Task details: From the listing below, count the lines where the string "JSON" occurs. Give the number, with no other words.
Start Supplied entries
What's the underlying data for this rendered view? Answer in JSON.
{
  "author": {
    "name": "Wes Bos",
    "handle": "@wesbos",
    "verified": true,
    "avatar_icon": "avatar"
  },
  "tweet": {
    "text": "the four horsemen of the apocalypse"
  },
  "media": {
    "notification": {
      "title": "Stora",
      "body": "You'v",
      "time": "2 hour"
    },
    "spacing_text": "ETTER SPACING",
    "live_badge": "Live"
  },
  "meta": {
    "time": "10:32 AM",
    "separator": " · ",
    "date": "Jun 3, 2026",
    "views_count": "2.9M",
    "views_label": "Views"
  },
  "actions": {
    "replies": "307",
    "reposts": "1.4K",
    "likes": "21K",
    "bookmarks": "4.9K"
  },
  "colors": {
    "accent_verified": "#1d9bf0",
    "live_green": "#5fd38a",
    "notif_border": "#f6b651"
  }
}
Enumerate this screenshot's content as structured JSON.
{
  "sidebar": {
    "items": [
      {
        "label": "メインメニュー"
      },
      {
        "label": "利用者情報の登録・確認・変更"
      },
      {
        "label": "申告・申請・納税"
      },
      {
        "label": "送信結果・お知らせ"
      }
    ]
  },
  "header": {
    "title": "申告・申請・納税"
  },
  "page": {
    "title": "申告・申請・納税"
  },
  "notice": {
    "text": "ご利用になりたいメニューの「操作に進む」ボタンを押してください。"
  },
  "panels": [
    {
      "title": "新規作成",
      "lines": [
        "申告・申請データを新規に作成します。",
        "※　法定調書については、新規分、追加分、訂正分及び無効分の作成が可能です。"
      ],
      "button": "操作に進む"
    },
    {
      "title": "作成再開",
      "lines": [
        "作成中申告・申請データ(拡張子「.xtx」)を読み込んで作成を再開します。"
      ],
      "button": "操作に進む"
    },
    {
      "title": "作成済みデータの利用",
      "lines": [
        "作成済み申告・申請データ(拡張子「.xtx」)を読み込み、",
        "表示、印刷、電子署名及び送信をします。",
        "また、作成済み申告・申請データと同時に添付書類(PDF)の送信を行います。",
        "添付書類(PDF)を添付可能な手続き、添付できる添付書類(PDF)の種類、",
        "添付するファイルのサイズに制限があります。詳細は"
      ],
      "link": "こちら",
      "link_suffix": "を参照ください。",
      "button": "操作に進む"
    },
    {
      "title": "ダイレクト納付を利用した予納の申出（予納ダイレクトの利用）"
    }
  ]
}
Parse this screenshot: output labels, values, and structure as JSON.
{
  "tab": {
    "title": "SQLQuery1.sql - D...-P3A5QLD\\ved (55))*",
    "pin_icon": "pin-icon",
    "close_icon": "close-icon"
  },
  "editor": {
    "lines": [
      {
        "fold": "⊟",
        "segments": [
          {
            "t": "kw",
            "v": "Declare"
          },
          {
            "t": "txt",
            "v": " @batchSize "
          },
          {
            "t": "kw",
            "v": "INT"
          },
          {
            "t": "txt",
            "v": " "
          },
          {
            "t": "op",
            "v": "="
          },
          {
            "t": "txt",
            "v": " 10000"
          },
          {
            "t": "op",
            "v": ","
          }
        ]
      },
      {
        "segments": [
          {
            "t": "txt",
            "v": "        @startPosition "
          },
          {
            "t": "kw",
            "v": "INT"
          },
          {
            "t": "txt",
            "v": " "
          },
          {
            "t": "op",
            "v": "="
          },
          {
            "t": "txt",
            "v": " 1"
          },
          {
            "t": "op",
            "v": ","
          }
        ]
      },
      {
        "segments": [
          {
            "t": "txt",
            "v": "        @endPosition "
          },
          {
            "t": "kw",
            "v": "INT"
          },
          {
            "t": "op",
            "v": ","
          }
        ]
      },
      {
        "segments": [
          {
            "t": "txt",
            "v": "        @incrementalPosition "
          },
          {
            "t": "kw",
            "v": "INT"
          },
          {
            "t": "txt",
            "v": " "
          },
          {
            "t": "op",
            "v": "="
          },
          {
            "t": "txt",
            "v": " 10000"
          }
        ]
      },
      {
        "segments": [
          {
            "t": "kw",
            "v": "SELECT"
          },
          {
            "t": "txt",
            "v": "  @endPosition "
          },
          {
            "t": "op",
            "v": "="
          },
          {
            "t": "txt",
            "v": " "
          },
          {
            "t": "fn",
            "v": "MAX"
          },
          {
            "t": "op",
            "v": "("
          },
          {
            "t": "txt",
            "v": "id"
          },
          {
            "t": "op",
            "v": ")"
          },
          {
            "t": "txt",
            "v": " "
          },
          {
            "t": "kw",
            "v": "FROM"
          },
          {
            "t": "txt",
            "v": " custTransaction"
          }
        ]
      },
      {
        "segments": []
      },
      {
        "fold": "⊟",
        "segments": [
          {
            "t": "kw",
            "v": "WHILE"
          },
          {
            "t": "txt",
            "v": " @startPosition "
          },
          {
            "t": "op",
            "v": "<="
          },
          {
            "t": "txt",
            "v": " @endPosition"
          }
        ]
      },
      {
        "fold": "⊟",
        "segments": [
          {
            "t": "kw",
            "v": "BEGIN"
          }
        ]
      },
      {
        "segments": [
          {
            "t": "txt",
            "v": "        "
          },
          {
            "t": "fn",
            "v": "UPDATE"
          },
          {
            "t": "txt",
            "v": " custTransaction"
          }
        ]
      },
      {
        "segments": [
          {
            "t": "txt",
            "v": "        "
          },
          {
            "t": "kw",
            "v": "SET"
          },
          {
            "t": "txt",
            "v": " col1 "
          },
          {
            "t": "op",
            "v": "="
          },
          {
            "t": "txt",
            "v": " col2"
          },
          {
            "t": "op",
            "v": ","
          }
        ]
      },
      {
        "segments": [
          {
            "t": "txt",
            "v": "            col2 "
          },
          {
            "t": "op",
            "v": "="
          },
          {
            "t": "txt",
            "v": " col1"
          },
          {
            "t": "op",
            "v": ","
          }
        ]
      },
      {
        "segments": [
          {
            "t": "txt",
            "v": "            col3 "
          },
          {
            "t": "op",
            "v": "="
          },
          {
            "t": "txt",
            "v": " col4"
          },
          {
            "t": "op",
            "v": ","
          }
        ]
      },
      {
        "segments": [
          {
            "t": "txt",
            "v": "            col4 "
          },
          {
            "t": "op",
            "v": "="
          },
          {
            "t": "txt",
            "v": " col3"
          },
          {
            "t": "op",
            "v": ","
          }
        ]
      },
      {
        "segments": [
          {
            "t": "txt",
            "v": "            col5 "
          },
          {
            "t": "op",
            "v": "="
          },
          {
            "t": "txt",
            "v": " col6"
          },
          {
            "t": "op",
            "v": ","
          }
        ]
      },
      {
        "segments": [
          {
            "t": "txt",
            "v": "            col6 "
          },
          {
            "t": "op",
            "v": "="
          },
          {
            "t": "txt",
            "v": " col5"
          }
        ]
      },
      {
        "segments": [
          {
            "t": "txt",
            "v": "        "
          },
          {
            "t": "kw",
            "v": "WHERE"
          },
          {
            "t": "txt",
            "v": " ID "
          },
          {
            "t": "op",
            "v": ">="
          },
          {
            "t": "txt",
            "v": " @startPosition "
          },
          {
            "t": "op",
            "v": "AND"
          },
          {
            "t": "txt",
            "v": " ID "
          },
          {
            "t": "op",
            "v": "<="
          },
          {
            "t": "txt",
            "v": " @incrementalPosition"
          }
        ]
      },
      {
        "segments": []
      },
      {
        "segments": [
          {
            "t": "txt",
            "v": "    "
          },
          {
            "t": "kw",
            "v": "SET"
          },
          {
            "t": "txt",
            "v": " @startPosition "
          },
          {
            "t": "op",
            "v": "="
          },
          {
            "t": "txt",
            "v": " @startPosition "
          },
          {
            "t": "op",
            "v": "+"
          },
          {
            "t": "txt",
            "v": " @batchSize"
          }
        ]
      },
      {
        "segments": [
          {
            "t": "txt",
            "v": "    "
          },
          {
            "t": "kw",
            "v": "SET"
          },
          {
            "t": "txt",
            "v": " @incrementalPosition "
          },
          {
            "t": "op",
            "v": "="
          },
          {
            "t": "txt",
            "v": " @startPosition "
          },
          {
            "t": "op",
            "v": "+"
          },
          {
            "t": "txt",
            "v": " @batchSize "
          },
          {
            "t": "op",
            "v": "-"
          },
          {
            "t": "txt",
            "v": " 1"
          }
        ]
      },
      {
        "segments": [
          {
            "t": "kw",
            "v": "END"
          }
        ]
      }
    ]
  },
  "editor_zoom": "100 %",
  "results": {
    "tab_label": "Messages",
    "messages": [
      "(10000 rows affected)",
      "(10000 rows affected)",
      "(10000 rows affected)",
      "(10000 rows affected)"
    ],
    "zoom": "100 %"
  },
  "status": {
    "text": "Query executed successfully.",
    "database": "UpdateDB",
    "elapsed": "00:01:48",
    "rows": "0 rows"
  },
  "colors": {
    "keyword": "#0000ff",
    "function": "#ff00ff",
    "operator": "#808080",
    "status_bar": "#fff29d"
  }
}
End Supplied entries
Written solution: 3